## [TASK DESCRIPTION]
Where a line contains the string "JSON", copy that line.

(Data items)
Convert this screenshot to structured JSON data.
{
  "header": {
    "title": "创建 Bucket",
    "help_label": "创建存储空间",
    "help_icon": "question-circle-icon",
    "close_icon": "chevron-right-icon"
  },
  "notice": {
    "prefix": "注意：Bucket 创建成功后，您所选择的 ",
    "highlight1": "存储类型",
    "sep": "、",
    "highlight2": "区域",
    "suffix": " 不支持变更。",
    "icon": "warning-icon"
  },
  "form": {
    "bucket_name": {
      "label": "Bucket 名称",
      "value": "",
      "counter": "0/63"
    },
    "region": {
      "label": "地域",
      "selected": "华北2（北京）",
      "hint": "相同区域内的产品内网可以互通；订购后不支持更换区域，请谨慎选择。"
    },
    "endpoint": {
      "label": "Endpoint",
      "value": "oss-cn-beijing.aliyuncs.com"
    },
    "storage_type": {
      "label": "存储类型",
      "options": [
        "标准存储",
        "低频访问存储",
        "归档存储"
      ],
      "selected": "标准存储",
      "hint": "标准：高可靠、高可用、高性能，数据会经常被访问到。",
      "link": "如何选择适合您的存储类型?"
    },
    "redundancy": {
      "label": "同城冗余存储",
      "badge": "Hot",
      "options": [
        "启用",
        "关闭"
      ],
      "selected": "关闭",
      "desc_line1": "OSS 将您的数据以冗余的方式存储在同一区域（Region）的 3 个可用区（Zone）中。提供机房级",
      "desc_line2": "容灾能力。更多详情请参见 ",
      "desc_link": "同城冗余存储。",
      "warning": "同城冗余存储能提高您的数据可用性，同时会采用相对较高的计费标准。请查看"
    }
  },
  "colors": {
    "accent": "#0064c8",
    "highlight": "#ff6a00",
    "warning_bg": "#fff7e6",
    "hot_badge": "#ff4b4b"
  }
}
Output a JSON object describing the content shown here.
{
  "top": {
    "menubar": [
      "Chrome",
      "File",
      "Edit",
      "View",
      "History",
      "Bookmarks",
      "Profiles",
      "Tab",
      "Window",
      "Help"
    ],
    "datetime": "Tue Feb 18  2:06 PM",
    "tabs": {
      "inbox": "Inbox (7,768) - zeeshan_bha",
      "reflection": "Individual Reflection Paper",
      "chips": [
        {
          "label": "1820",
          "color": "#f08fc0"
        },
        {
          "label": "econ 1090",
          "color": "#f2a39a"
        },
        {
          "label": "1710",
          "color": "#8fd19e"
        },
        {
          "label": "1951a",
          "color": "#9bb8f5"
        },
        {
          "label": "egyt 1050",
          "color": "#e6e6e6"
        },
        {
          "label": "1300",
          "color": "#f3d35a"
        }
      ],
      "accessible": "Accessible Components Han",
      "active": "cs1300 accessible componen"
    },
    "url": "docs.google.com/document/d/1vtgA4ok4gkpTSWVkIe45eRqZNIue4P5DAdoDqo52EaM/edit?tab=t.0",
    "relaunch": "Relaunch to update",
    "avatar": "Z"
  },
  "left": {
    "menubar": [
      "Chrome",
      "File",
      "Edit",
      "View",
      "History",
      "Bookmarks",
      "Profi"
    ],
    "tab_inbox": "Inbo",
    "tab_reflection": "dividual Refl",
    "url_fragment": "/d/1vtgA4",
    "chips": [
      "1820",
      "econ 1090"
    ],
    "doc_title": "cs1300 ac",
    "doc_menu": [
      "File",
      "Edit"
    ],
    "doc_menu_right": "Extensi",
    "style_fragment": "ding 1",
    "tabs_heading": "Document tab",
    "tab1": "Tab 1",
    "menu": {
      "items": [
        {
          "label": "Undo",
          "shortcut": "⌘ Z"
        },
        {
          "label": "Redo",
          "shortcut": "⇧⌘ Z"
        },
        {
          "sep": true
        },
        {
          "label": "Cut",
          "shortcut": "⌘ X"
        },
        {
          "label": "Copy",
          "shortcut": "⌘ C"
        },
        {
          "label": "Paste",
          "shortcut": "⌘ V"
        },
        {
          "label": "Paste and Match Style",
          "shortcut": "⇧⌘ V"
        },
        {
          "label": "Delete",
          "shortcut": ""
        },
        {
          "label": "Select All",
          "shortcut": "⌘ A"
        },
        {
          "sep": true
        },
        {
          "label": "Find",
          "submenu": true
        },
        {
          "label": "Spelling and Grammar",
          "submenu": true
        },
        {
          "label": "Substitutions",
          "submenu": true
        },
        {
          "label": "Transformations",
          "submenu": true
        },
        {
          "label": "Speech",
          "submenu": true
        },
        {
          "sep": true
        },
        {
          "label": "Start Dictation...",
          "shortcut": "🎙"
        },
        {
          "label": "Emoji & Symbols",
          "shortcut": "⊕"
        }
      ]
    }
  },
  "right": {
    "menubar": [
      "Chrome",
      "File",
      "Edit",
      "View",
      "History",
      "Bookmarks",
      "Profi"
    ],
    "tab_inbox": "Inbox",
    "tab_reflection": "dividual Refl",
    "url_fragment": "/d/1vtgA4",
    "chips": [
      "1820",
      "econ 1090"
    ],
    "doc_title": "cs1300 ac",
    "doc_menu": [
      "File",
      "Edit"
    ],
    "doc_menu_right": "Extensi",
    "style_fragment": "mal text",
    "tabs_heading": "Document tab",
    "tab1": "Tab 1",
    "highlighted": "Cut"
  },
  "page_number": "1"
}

## [FINISHED EXERCISE]
Convert this screenshot to structured JSON data.
Output a JSON object describing the content shown here.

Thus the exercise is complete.